### What you are asked to do
Every entry below should be transcribed exactly; pictures stay out of the copy.

### Collected data
··········

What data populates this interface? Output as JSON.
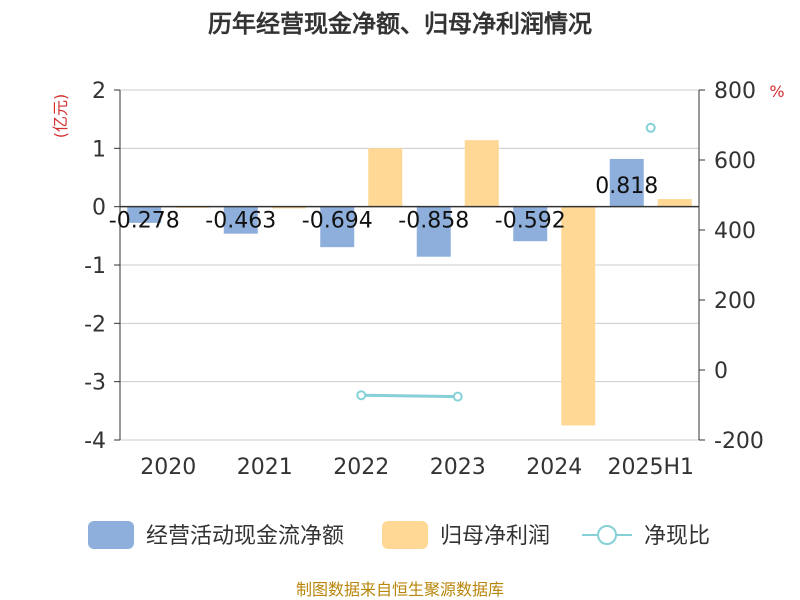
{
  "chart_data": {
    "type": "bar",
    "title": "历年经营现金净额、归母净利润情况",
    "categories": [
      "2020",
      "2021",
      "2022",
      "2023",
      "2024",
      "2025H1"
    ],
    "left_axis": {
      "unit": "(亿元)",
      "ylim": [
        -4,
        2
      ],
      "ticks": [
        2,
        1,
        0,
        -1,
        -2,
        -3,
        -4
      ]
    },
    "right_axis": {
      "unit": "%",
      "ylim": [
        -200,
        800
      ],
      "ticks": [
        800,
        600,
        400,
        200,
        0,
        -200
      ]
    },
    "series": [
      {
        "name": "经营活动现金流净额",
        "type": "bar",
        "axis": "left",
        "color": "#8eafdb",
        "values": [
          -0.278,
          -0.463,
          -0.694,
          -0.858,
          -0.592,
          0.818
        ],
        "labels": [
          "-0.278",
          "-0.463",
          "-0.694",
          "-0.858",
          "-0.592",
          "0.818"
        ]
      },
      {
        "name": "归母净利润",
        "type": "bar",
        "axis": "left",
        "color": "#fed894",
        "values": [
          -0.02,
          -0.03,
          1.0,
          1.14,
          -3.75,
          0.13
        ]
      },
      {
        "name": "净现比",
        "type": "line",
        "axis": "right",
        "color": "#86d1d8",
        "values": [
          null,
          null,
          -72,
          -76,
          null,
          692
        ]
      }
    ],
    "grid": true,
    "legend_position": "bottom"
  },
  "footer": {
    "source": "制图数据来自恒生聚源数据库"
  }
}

··········

### Solution for this problem
What data populates this interface? Output as JSON.
{
  "chart_data": {
    "type": "bar",
    "title": "历年经营现金净额、归母净利润情况",
    "categories": [
      "2020",
      "2021",
      "2022",
      "2023",
      "2024",
      "2025H1"
    ],
    "left_axis": {
      "unit": "(亿元)",
      "ylim": [
        -4,
        2
      ],
      "ticks": [
        2,
        1,
        0,
        -1,
        -2,
        -3,
        -4
      ]
    },
    "right_axis": {
      "unit": "%",
      "ylim": [
        -200,
        800
      ],
      "ticks": [
        800,
        600,
        400,
        200,
        0,
        -200
      ]
    },
    "series": [
      {
        "name": "经营活动现金流净额",
        "type": "bar",
        "axis": "left",
        "color": "#8eafdb",
        "values": [
          -0.278,
          -0.463,
          -0.694,
          -0.858,
          -0.592,
          0.818
        ],
        "labels": [
          "-0.278",
          "-0.463",
          "-0.694",
          "-0.858",
          "-0.592",
          "0.818"
        ]
      },
      {
        "name": "归母净利润",
        "type": "bar",
        "axis": "left",
        "color": "#fed894",
        "values": [
          -0.02,
          -0.03,
          1.0,
          1.14,
          -3.75,
          0.13
        ]
      },
      {
        "name": "净现比",
        "type": "line",
        "axis": "right",
        "color": "#86d1d8",
        "values": [
          null,
          null,
          -72,
          -76,
          null,
          692
        ]
      }
    ],
    "grid": true,
    "legend_position": "bottom"
  },
  "footer": {
    "source": "制图数据来自恒生聚源数据库"
  }
}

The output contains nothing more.